Given request: All entries must be extracted exactly, with nothing added or dropped.

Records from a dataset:
Begin

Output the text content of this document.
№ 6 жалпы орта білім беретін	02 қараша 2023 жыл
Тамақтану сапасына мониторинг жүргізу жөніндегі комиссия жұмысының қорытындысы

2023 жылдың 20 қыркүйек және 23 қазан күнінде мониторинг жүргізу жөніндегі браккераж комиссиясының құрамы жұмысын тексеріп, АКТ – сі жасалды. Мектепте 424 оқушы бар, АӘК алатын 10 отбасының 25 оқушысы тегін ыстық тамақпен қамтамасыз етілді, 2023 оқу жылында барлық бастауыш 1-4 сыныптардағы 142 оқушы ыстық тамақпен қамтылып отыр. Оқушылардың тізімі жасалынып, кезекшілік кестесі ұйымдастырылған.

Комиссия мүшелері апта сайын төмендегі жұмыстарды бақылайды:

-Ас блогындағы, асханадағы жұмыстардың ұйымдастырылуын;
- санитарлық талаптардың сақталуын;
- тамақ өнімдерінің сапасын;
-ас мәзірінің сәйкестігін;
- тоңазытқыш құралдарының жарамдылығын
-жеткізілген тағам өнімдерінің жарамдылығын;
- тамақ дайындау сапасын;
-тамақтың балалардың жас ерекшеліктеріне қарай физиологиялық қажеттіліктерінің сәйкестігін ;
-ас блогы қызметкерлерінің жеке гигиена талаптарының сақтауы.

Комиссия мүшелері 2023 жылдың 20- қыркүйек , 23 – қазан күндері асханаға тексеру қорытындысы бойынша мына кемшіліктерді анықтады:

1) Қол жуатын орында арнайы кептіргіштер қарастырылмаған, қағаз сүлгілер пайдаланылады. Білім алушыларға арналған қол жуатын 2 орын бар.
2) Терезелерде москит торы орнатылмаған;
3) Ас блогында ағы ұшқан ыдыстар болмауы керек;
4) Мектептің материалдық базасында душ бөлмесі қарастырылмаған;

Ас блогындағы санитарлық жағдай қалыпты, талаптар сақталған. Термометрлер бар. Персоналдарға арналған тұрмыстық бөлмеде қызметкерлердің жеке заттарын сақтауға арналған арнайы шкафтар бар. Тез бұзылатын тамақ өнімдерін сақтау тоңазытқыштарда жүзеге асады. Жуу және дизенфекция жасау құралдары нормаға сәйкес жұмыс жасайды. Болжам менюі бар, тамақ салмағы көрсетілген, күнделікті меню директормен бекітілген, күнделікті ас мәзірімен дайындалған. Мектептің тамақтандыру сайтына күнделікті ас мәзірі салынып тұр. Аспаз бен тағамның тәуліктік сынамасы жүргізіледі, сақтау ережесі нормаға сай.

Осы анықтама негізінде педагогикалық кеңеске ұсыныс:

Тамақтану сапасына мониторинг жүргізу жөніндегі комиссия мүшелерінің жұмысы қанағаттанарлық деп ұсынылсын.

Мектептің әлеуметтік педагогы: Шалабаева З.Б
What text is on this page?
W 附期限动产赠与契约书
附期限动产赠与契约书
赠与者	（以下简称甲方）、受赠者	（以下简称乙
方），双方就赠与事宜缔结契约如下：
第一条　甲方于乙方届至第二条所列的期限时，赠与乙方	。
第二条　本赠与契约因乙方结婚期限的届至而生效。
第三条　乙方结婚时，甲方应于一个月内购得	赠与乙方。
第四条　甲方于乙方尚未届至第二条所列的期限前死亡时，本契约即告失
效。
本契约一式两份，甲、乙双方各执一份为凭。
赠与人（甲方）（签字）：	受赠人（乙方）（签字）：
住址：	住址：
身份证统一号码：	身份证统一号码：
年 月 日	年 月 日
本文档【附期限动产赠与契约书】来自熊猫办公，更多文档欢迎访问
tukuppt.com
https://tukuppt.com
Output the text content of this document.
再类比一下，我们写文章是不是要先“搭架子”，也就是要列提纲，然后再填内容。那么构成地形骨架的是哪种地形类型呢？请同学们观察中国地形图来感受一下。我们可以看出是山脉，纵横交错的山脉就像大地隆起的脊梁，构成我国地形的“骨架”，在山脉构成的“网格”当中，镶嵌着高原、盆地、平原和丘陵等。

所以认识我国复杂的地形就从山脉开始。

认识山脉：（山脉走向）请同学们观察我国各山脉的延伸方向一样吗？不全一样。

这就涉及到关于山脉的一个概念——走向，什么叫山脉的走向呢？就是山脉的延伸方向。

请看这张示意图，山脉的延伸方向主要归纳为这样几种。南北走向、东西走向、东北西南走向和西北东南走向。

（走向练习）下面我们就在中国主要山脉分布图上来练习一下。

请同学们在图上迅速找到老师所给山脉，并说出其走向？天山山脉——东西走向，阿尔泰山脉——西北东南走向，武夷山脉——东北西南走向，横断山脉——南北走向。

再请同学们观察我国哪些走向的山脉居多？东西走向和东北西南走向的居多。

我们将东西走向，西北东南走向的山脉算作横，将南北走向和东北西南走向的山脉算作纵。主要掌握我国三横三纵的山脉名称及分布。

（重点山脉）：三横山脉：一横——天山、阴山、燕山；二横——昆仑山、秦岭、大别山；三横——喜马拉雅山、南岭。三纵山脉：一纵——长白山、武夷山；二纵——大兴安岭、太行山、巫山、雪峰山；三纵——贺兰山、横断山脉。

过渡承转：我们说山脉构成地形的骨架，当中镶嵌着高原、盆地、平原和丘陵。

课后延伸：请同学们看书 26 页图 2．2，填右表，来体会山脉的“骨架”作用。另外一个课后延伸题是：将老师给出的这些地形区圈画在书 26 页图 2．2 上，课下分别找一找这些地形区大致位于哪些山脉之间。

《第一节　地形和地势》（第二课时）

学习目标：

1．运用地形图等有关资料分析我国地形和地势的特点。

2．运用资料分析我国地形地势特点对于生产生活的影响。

End

Correct answer:
Output the text content of this document.
№ 6 жалпы орта білім беретін	02 қараша 2023 жыл
Тамақтану сапасына мониторинг жүргізу жөніндегі комиссия жұмысының қорытындысы

2023 жылдың 20 қыркүйек және 23 қазан күнінде мониторинг жүргізу жөніндегі браккераж комиссиясының құрамы жұмысын тексеріп, АКТ – сі жасалды. Мектепте 424 оқушы бар, АӘК алатын 10 отбасының 25 оқушысы тегін ыстық тамақпен қамтамасыз етілді, 2023 оқу жылында барлық бастауыш 1-4 сыныптардағы 142 оқушы ыстық тамақпен қамтылып отыр. Оқушылардың тізімі жасалынып, кезекшілік кестесі ұйымдастырылған.

Комиссия мүшелері апта сайын төмендегі жұмыстарды бақылайды:

-Ас блогындағы, асханадағы жұмыстардың ұйымдастырылуын;
- санитарлық талаптардың сақталуын;
- тамақ өнімдерінің сапасын;
-ас мәзірінің сәйкестігін;
- тоңазытқыш құралдарының жарамдылығын
-жеткізілген тағам өнімдерінің жарамдылығын;
- тамақ дайындау сапасын;
-тамақтың балалардың жас ерекшеліктеріне қарай физиологиялық қажеттіліктерінің сәйкестігін ;
-ас блогы қызметкерлерінің жеке гигиена талаптарының сақтауы.

Комиссия мүшелері 2023 жылдың 20- қыркүйек , 23 – қазан күндері асханаға тексеру қорытындысы бойынша мына кемшіліктерді анықтады:

1) Қол жуатын орында арнайы кептіргіштер қарастырылмаған, қағаз сүлгілер пайдаланылады. Білім алушыларға арналған қол жуатын 2 орын бар.
2) Терезелерде москит торы орнатылмаған;
3) Ас блогында ағы ұшқан ыдыстар болмауы керек;
4) Мектептің материалдық базасында душ бөлмесі қарастырылмаған;

Ас блогындағы санитарлық жағдай қалыпты, талаптар сақталған. Термометрлер бар. Персоналдарға арналған тұрмыстық бөлмеде қызметкерлердің жеке заттарын сақтауға арналған арнайы шкафтар бар. Тез бұзылатын тамақ өнімдерін сақтау тоңазытқыштарда жүзеге асады. Жуу және дизенфекция жасау құралдары нормаға сәйкес жұмыс жасайды. Болжам менюі бар, тамақ салмағы көрсетілген, күнделікті меню директормен бекітілген, күнделікті ас мәзірімен дайындалған. Мектептің тамақтандыру сайтына күнделікті ас мәзірі салынып тұр. Аспаз бен тағамның тәуліктік сынамасы жүргізіледі, сақтау ережесі нормаға сай.

Осы анықтама негізінде педагогикалық кеңеске ұсыныс:

Тамақтану сапасына мониторинг жүргізу жөніндегі комиссия мүшелерінің жұмысы қанағаттанарлық деп ұсынылсын.

Мектептің әлеуметтік педагогы: Шалабаева З.Б
What text is on this page?
W 附期限动产赠与契约书
附期限动产赠与契约书
赠与者	（以下简称甲方）、受赠者	（以下简称乙
方），双方就赠与事宜缔结契约如下：
第一条　甲方于乙方届至第二条所列的期限时，赠与乙方	。
第二条　本赠与契约因乙方结婚期限的届至而生效。
第三条　乙方结婚时，甲方应于一个月内购得	赠与乙方。
第四条　甲方于乙方尚未届至第二条所列的期限前死亡时，本契约即告失
效。
本契约一式两份，甲、乙双方各执一份为凭。
赠与人（甲方）（签字）：	受赠人（乙方）（签字）：
住址：	住址：
身份证统一号码：	身份证统一号码：
年 月 日	年 月 日
本文档【附期限动产赠与契约书】来自熊猫办公，更多文档欢迎访问
tukuppt.com
https://tukuppt.com
Output the text content of this document.
再类比一下，我们写文章是不是要先“搭架子”，也就是要列提纲，然后再填内容。那么构成地形骨架的是哪种地形类型呢？请同学们观察中国地形图来感受一下。我们可以看出是山脉，纵横交错的山脉就像大地隆起的脊梁，构成我国地形的“骨架”，在山脉构成的“网格”当中，镶嵌着高原、盆地、平原和丘陵等。

所以认识我国复杂的地形就从山脉开始。

认识山脉：（山脉走向）请同学们观察我国各山脉的延伸方向一样吗？不全一样。

这就涉及到关于山脉的一个概念——走向，什么叫山脉的走向呢？就是山脉的延伸方向。

请看这张示意图，山脉的延伸方向主要归纳为这样几种。南北走向、东西走向、东北西南走向和西北东南走向。

（走向练习）下面我们就在中国主要山脉分布图上来练习一下。

请同学们在图上迅速找到老师所给山脉，并说出其走向？天山山脉——东西走向，阿尔泰山脉——西北东南走向，武夷山脉——东北西南走向，横断山脉——南北走向。

再请同学们观察我国哪些走向的山脉居多？东西走向和东北西南走向的居多。

我们将东西走向，西北东南走向的山脉算作横，将南北走向和东北西南走向的山脉算作纵。主要掌握我国三横三纵的山脉名称及分布。

（重点山脉）：三横山脉：一横——天山、阴山、燕山；二横——昆仑山、秦岭、大别山；三横——喜马拉雅山、南岭。三纵山脉：一纵——长白山、武夷山；二纵——大兴安岭、太行山、巫山、雪峰山；三纵——贺兰山、横断山脉。

过渡承转：我们说山脉构成地形的骨架，当中镶嵌着高原、盆地、平原和丘陵。

课后延伸：请同学们看书 26 页图 2．2，填右表，来体会山脉的“骨架”作用。另外一个课后延伸题是：将老师给出的这些地形区圈画在书 26 页图 2．2 上，课下分别找一找这些地形区大致位于哪些山脉之间。

《第一节　地形和地势》（第二课时）

学习目标：

1．运用地形图等有关资料分析我国地形和地势的特点。

2．运用资料分析我国地形地势特点对于生产生活的影响。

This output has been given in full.